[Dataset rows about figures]
>> Start

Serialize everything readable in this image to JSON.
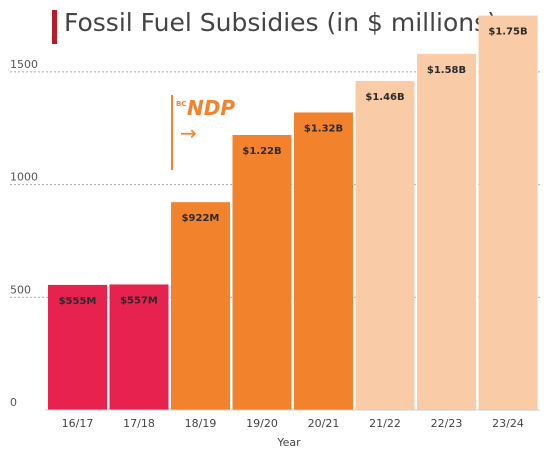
{
  "chart_data": {
    "type": "bar",
    "title": "Fossil Fuel Subsidies (in $ millions)",
    "xlabel": "Year",
    "ylabel": "",
    "ylim": [
      0,
      1800
    ],
    "yticks": [
      0,
      500,
      1000,
      1500
    ],
    "grid": "dotted horizontal",
    "categories": [
      "16/17",
      "17/18",
      "18/19",
      "19/20",
      "20/21",
      "21/22",
      "22/23",
      "23/24"
    ],
    "values": [
      555,
      557,
      922,
      1220,
      1320,
      1460,
      1580,
      1750
    ],
    "data_labels": [
      "$555M",
      "$557M",
      "$922M",
      "$1.22B",
      "$1.32B",
      "$1.46B",
      "$1.58B",
      "$1.75B"
    ],
    "bar_colors": [
      "#e8224f",
      "#e8224f",
      "#f2822b",
      "#f2822b",
      "#f2822b",
      "#f9cba6",
      "#f9cba6",
      "#f9cba6"
    ],
    "annotation": {
      "logo_text": "NDP",
      "logo_prefix": "BC",
      "arrow": "→",
      "position_before_category": "18/19",
      "color": "#f2822b"
    }
  }
}
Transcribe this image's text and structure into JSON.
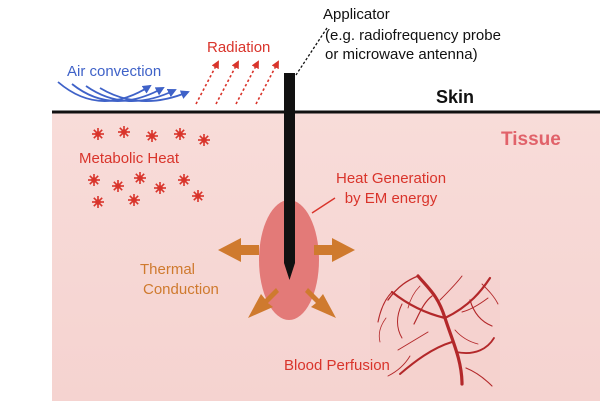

>> End

_SHORT EXERCISE_
Transcribe all of the entries word for word, but skip any pictures they contain.

_RESULT_
Serialize everything readable in this image to JSON.
{
  "chart_data": {
    "type": "bar",
    "title": "Fossil Fuel Subsidies (in $ millions)",
    "xlabel": "Year",
    "ylabel": "",
    "ylim": [
      0,
      1800
    ],
    "yticks": [
      0,
      500,
      1000,
      1500
    ],
    "grid": "dotted horizontal",
    "categories": [
      "16/17",
      "17/18",
      "18/19",
      "19/20",
      "20/21",
      "21/22",
      "22/23",
      "23/24"
    ],
    "values": [
      555,
      557,
      922,
      1220,
      1320,
      1460,
      1580,
      1750
    ],
    "data_labels": [
      "$555M",
      "$557M",
      "$922M",
      "$1.22B",
      "$1.32B",
      "$1.46B",
      "$1.58B",
      "$1.75B"
    ],
    "bar_colors": [
      "#e8224f",
      "#e8224f",
      "#f2822b",
      "#f2822b",
      "#f2822b",
      "#f9cba6",
      "#f9cba6",
      "#f9cba6"
    ],
    "annotation": {
      "logo_text": "NDP",
      "logo_prefix": "BC",
      "arrow": "→",
      "position_before_category": "18/19",
      "color": "#f2822b"
    }
  }
}
Transcribe this image's text and structure into JSON.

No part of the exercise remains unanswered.